TASK PROMPT: Gather every line of the entries that includes the word "Regularization".

|---|

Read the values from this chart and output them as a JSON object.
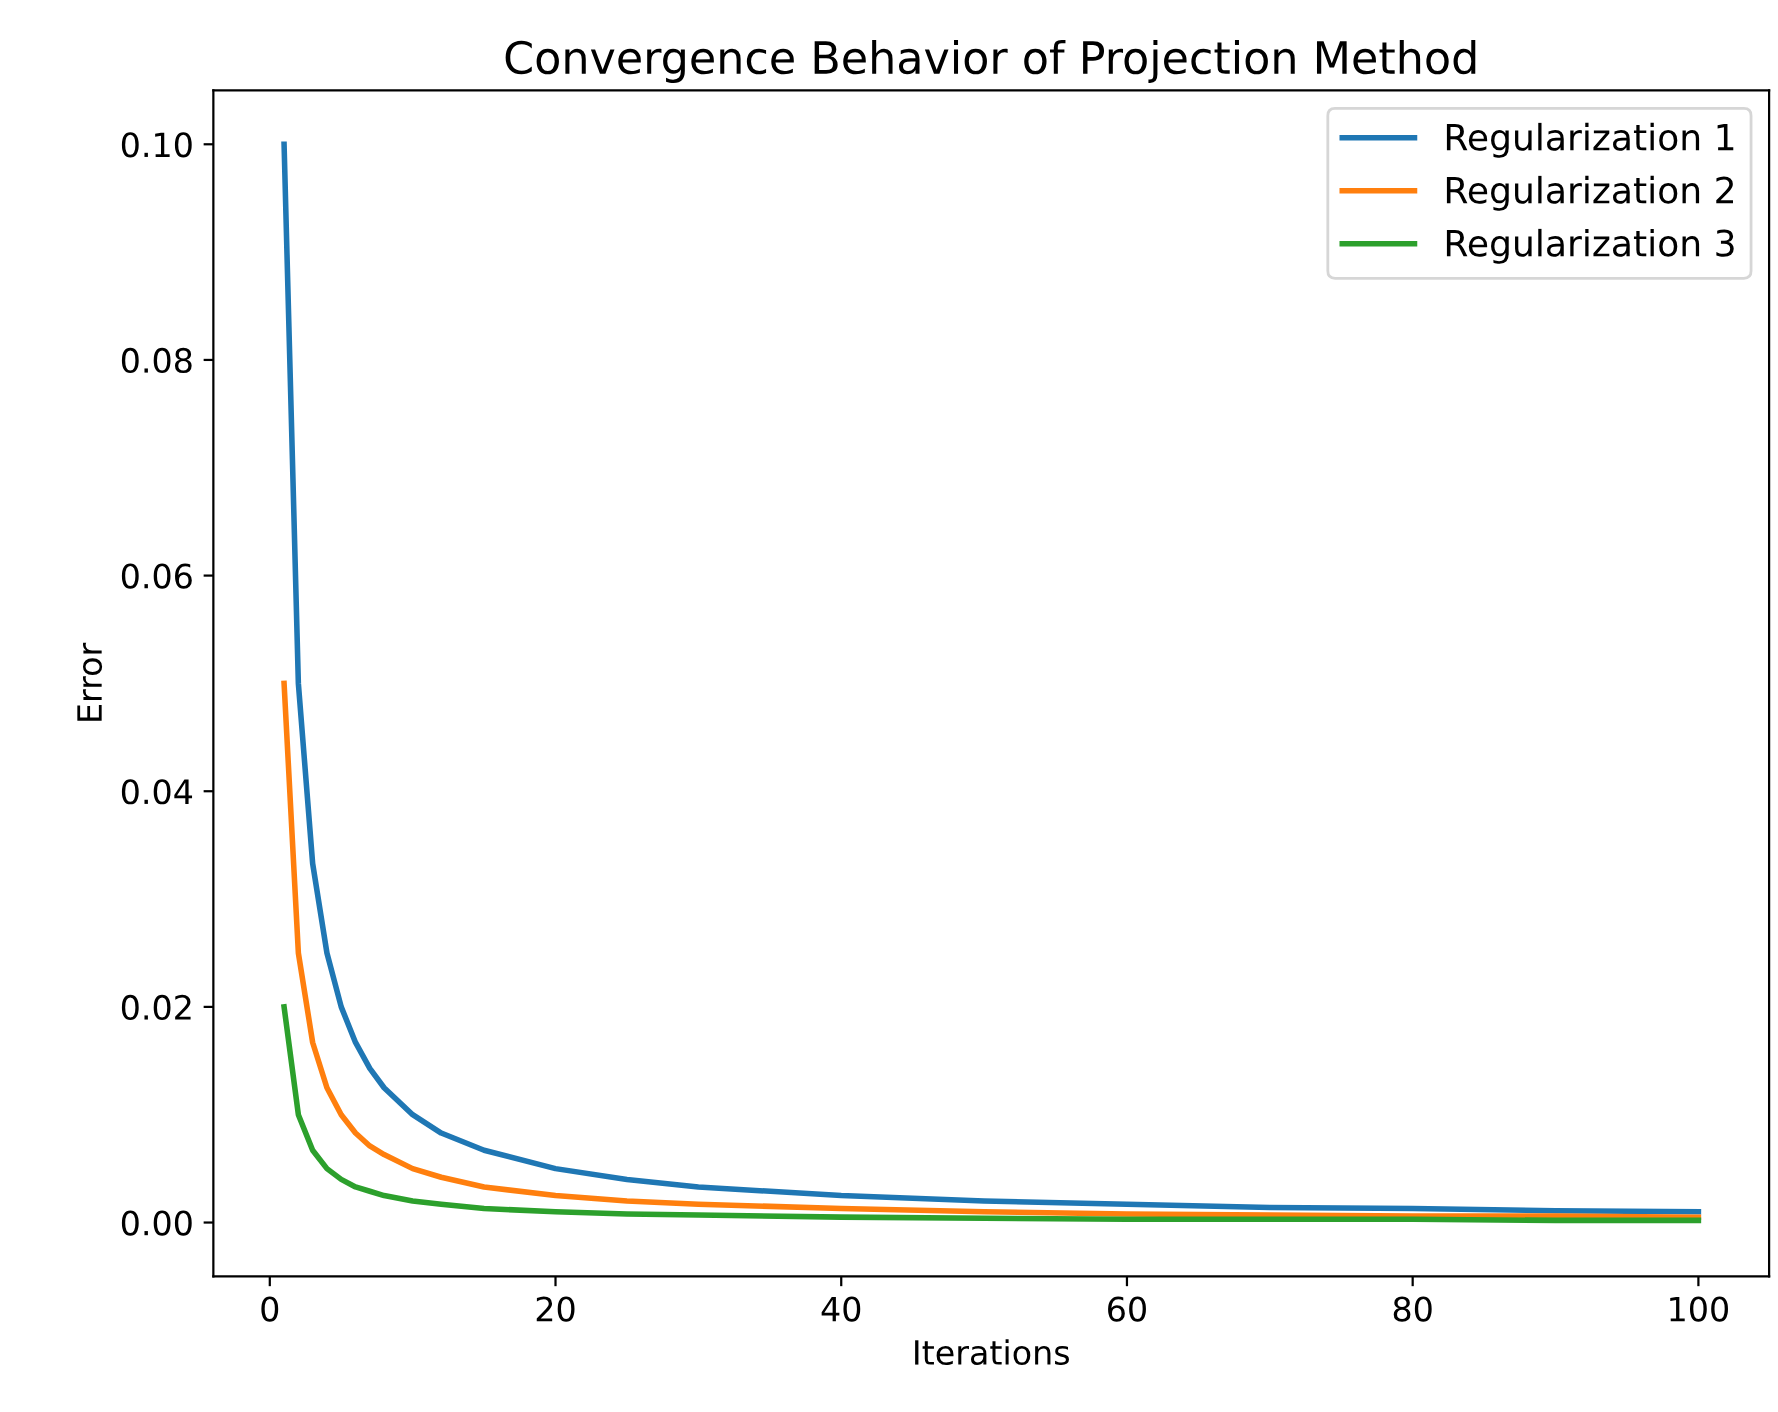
{
  "chart_data": {
    "type": "line",
    "title": "Convergence Behavior of Projection Method",
    "xlabel": "Iterations",
    "ylabel": "Error",
    "x": [
      1,
      2,
      3,
      4,
      5,
      6,
      7,
      8,
      10,
      12,
      15,
      20,
      25,
      30,
      40,
      50,
      60,
      70,
      80,
      90,
      100
    ],
    "series": [
      {
        "name": "Regularization 1",
        "color": "#1f77b4",
        "values": [
          0.1,
          0.05,
          0.0333,
          0.025,
          0.02,
          0.0167,
          0.0143,
          0.0125,
          0.01,
          0.0083,
          0.0067,
          0.005,
          0.004,
          0.0033,
          0.0025,
          0.002,
          0.0017,
          0.0014,
          0.0013,
          0.0011,
          0.001
        ]
      },
      {
        "name": "Regularization 2",
        "color": "#ff7f0e",
        "values": [
          0.05,
          0.025,
          0.0167,
          0.0125,
          0.01,
          0.0083,
          0.0071,
          0.0063,
          0.005,
          0.0042,
          0.0033,
          0.0025,
          0.002,
          0.0017,
          0.0013,
          0.001,
          0.0008,
          0.0007,
          0.0006,
          0.0006,
          0.0005
        ]
      },
      {
        "name": "Regularization 3",
        "color": "#2ca02c",
        "values": [
          0.02,
          0.01,
          0.0067,
          0.005,
          0.004,
          0.0033,
          0.0029,
          0.0025,
          0.002,
          0.0017,
          0.0013,
          0.001,
          0.0008,
          0.0007,
          0.0005,
          0.0004,
          0.0003,
          0.0003,
          0.0003,
          0.0002,
          0.0002
        ]
      }
    ],
    "xlim": [
      -3.95,
      104.95
    ],
    "ylim": [
      -0.005,
      0.105
    ],
    "xticks": [
      0,
      20,
      40,
      60,
      80,
      100
    ],
    "yticks": [
      {
        "value": 0,
        "label": "0.00"
      },
      {
        "value": 0.02,
        "label": "0.02"
      },
      {
        "value": 0.04,
        "label": "0.04"
      },
      {
        "value": 0.06,
        "label": "0.06"
      },
      {
        "value": 0.08,
        "label": "0.08"
      },
      {
        "value": 0.1,
        "label": "0.10"
      }
    ],
    "legend": "top right",
    "grid": false
  }
}
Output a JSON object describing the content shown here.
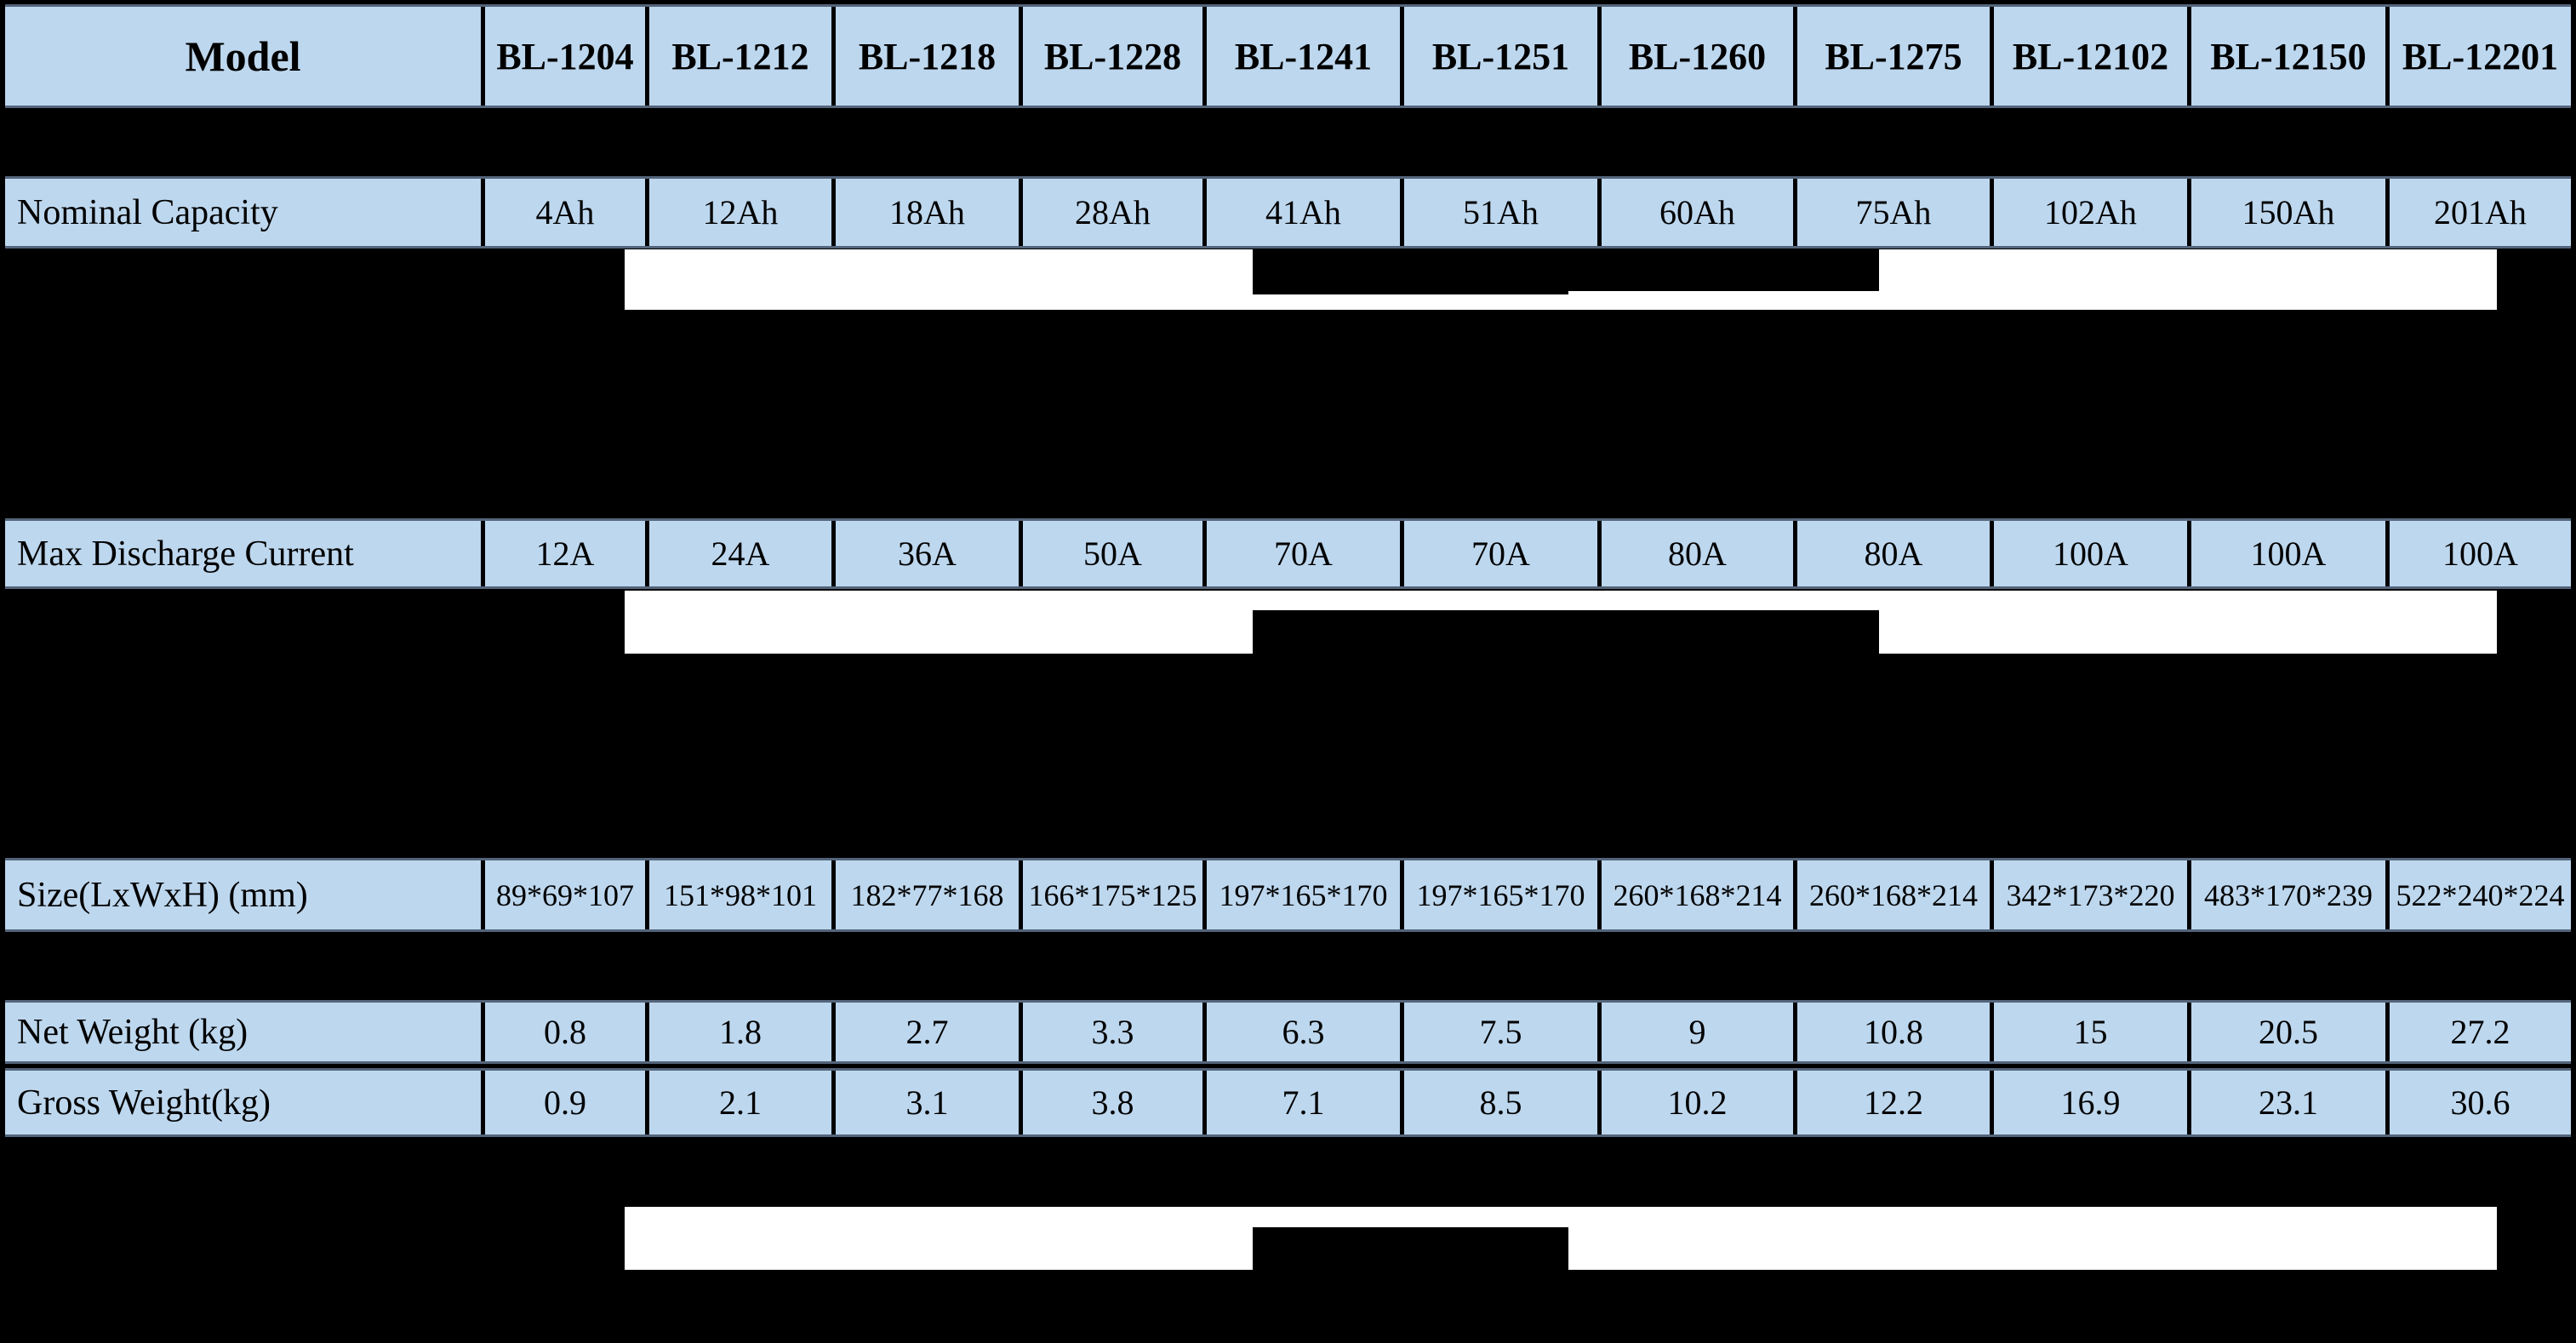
{
  "page": {
    "background": "#000000"
  },
  "table": {
    "header": {
      "model_label": "Model",
      "models": [
        "BL-1204",
        "BL-1212",
        "BL-1218",
        "BL-1228",
        "BL-1241",
        "BL-1251",
        "BL-1260",
        "BL-1275",
        "BL-12102",
        "BL-12150",
        "BL-12201"
      ]
    },
    "rows": [
      {
        "id": "nominal-capacity",
        "label": "Nominal Capacity",
        "values": [
          "4Ah",
          "12Ah",
          "18Ah",
          "28Ah",
          "41Ah",
          "51Ah",
          "60Ah",
          "75Ah",
          "102Ah",
          "150Ah",
          "201Ah"
        ]
      },
      {
        "id": "max-discharge-current",
        "label": "Max Discharge Current",
        "values": [
          "12A",
          "24A",
          "36A",
          "50A",
          "70A",
          "70A",
          "80A",
          "80A",
          "100A",
          "100A",
          "100A"
        ]
      },
      {
        "id": "size",
        "label": "Size(LxWxH) (mm)",
        "values": [
          "89*69*107",
          "151*98*101",
          "182*77*168",
          "166*175*125",
          "197*165*170",
          "197*165*170",
          "260*168*214",
          "260*168*214",
          "342*173*220",
          "483*170*239",
          "522*240*224"
        ]
      },
      {
        "id": "net-weight",
        "label": "Net Weight (kg)",
        "values": [
          "0.8",
          "1.8",
          "2.7",
          "3.3",
          "6.3",
          "7.5",
          "9",
          "10.8",
          "15",
          "20.5",
          "27.2"
        ]
      },
      {
        "id": "gross-weight",
        "label": "Gross Weight(kg)",
        "values": [
          "0.9",
          "2.1",
          "3.1",
          "3.8",
          "7.1",
          "8.5",
          "10.2",
          "12.2",
          "16.9",
          "23.1",
          "30.6"
        ]
      }
    ]
  },
  "colors": {
    "row_bg": "#bdd7ee",
    "cell_border": "#000000",
    "row_frame": "#54657b",
    "redaction_white": "#ffffff",
    "page_bg": "#000000",
    "text": "#000000"
  }
}
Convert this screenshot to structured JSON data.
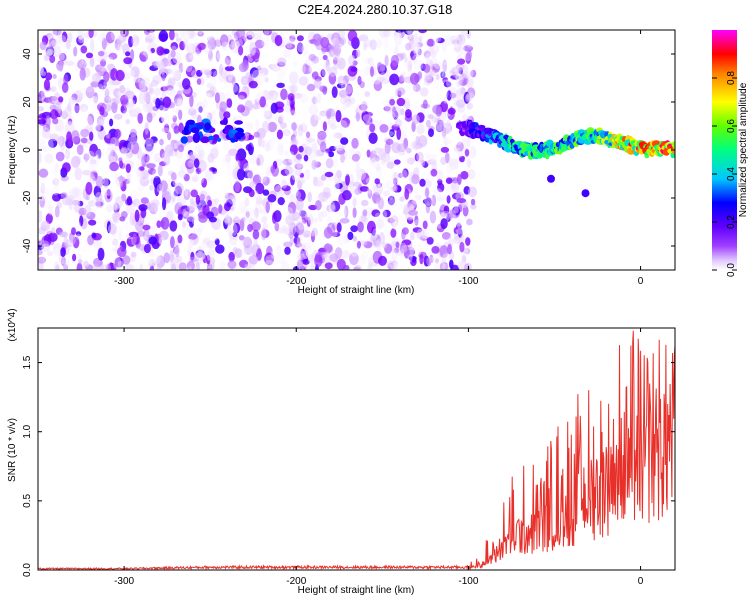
{
  "figure_title": "C2E4.2024.280.10.37.G18",
  "chart_data": [
    {
      "type": "heatmap",
      "xlabel": "Height of straight line (km)",
      "ylabel": "Frequency (Hz)",
      "xlim": [
        -350,
        20
      ],
      "ylim": [
        -50,
        50
      ],
      "x_ticks": [
        -300,
        -200,
        -100,
        0
      ],
      "x_tick_labels": [
        "-300",
        "-200",
        "-100",
        "0"
      ],
      "y_ticks": [
        -40,
        -20,
        0,
        20,
        40
      ],
      "y_tick_labels": [
        "-40",
        "-20",
        "0",
        "20",
        "40"
      ],
      "colorbar": {
        "label": "Normalized spectral amplitude",
        "range": [
          0,
          1
        ],
        "ticks": [
          0.0,
          0.2,
          0.4,
          0.6,
          0.8
        ],
        "tick_labels": [
          "0.0",
          "0.2",
          "0.4",
          "0.6",
          "0.8"
        ],
        "colormap": [
          "#ffffff",
          "#d9b3ff",
          "#8000ff",
          "#0000ff",
          "#00c8ff",
          "#00ff80",
          "#80ff00",
          "#ffff00",
          "#ff8000",
          "#ff0000",
          "#ff00ff"
        ]
      },
      "noise_region": {
        "x": [
          -350,
          -97
        ],
        "y": [
          -50,
          50
        ],
        "amplitude_range": [
          0.0,
          0.25
        ]
      },
      "signal_ridge": {
        "x": [
          -105,
          -95,
          -85,
          -75,
          -65,
          -55,
          -45,
          -35,
          -25,
          -15,
          -5,
          5,
          15,
          20
        ],
        "y": [
          10,
          8,
          5,
          2,
          -1,
          0,
          2,
          5,
          6,
          4,
          2,
          0,
          1,
          0
        ],
        "amplitude": [
          0.25,
          0.3,
          0.4,
          0.5,
          0.5,
          0.55,
          0.55,
          0.6,
          0.6,
          0.7,
          0.85,
          0.95,
          0.9,
          0.85
        ]
      },
      "feature_cluster": {
        "x": [
          -265,
          -230
        ],
        "y": [
          4,
          12
        ],
        "amplitude": 0.3
      },
      "outlier_points": {
        "x": [
          -52,
          -32
        ],
        "y": [
          -12,
          -18
        ],
        "amplitude": 0.25
      }
    },
    {
      "type": "line",
      "xlabel": "Height of straight line (km)",
      "ylabel": "SNR (10 * v/v)",
      "scale_label": "(x10^4)",
      "xlim": [
        -350,
        20
      ],
      "ylim": [
        0,
        1.75
      ],
      "x_ticks": [
        -300,
        -200,
        -100,
        0
      ],
      "x_tick_labels": [
        "-300",
        "-200",
        "-100",
        "0"
      ],
      "y_ticks": [
        0.0,
        0.5,
        1.0,
        1.5
      ],
      "y_tick_labels": [
        "0.0",
        "0.5",
        "1.0",
        "1.5"
      ],
      "color": "#e8302a",
      "series": [
        {
          "x": [
            -350,
            -300,
            -250,
            -200,
            -150,
            -110,
            -100,
            -95,
            -90,
            -85,
            -80,
            -75,
            -70,
            -65,
            -60,
            -55,
            -50,
            -45,
            -40,
            -35,
            -30,
            -25,
            -20,
            -15,
            -10,
            -5,
            0,
            5,
            10,
            15,
            20
          ],
          "y": [
            0.01,
            0.01,
            0.02,
            0.02,
            0.02,
            0.02,
            0.02,
            0.05,
            0.08,
            0.15,
            0.25,
            0.35,
            0.38,
            0.4,
            0.45,
            0.5,
            0.55,
            0.6,
            0.65,
            0.75,
            0.8,
            0.85,
            0.95,
            1.0,
            1.05,
            1.15,
            1.2,
            1.25,
            1.3,
            1.35,
            1.4
          ],
          "y_peak": [
            0.02,
            0.03,
            0.03,
            0.03,
            0.03,
            0.03,
            0.04,
            0.1,
            0.2,
            0.4,
            0.55,
            0.65,
            0.7,
            0.75,
            0.9,
            0.9,
            1.05,
            1.1,
            1.15,
            1.25,
            1.3,
            1.35,
            1.55,
            1.6,
            1.65,
            1.75,
            1.55,
            1.5,
            1.55,
            1.5,
            1.45
          ]
        }
      ]
    }
  ]
}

|---|

EXERCISE RESULT:
        "name": "Regularization 1",
        "name": "Regularization 2",
        "name": "Regularization 3",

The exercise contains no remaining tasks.